Report only how many lines hold the word "principios".

□ □ □ □ □ □ □

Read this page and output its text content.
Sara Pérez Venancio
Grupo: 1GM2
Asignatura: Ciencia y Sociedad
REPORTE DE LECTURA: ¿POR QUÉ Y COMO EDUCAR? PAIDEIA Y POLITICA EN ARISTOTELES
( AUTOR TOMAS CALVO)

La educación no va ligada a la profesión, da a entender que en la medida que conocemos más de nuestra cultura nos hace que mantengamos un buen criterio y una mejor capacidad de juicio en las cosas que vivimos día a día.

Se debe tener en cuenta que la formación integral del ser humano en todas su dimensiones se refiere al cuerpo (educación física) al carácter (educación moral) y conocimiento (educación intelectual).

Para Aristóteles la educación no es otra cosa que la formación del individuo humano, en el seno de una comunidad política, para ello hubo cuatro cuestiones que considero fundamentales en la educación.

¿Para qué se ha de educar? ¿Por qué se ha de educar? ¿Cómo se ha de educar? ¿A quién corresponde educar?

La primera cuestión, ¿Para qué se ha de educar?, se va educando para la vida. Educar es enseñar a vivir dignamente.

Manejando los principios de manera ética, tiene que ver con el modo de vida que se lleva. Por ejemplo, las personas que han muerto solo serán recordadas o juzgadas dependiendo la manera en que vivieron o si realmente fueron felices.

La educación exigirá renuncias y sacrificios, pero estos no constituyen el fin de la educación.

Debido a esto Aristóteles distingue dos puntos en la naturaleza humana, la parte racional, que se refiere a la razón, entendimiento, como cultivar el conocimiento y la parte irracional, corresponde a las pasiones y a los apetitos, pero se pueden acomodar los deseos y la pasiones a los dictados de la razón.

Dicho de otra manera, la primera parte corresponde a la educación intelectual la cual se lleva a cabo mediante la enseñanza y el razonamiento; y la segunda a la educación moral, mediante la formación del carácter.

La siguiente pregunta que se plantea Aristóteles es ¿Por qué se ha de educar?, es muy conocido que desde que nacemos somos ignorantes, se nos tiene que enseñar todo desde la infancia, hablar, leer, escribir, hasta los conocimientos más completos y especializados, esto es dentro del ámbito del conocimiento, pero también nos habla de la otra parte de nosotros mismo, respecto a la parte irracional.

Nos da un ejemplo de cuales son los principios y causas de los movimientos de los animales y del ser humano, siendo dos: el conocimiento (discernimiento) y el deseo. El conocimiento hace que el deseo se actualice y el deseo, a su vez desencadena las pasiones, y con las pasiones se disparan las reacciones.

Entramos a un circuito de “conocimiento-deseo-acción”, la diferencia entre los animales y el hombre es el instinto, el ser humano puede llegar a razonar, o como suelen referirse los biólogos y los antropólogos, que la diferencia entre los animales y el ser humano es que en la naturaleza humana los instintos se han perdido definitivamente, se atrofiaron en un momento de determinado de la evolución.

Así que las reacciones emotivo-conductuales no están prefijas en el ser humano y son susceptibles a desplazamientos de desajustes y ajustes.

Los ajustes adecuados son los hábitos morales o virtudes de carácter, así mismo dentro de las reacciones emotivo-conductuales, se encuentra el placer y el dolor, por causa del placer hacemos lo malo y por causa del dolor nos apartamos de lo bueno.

□ □ □ □ □ □ □

_Written solution_
2